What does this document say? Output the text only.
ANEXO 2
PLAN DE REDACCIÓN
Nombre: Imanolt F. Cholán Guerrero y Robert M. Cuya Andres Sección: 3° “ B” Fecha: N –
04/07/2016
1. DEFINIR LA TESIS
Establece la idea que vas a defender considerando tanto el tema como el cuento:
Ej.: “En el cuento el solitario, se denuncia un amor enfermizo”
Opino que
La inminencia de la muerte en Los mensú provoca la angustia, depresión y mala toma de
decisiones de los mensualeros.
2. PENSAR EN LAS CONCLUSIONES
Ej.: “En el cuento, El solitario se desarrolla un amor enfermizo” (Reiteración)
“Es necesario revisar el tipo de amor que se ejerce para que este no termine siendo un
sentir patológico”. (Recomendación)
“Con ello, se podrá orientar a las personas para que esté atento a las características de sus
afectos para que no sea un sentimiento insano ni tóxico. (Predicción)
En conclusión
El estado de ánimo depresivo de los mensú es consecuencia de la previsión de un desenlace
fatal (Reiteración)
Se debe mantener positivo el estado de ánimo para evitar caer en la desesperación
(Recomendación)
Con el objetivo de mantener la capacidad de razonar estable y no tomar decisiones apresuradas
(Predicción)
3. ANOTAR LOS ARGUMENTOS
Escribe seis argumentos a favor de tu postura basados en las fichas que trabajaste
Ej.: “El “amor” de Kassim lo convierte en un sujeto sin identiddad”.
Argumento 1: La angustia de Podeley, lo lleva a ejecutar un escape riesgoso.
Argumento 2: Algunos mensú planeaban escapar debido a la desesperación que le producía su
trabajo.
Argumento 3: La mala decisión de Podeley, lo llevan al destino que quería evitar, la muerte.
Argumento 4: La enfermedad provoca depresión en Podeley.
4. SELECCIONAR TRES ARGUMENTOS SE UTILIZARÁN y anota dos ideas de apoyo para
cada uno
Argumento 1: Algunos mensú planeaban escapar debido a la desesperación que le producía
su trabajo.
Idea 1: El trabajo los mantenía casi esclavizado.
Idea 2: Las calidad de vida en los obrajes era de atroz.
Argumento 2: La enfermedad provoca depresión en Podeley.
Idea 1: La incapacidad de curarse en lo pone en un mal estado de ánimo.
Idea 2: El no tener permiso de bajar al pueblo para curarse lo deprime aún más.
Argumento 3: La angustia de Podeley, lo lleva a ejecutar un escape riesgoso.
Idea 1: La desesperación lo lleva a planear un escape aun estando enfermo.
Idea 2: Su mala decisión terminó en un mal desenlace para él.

·····

→ Exercise details:
How many of the lines above contain the string "escape"? Give the number only.

→ Correct response:
3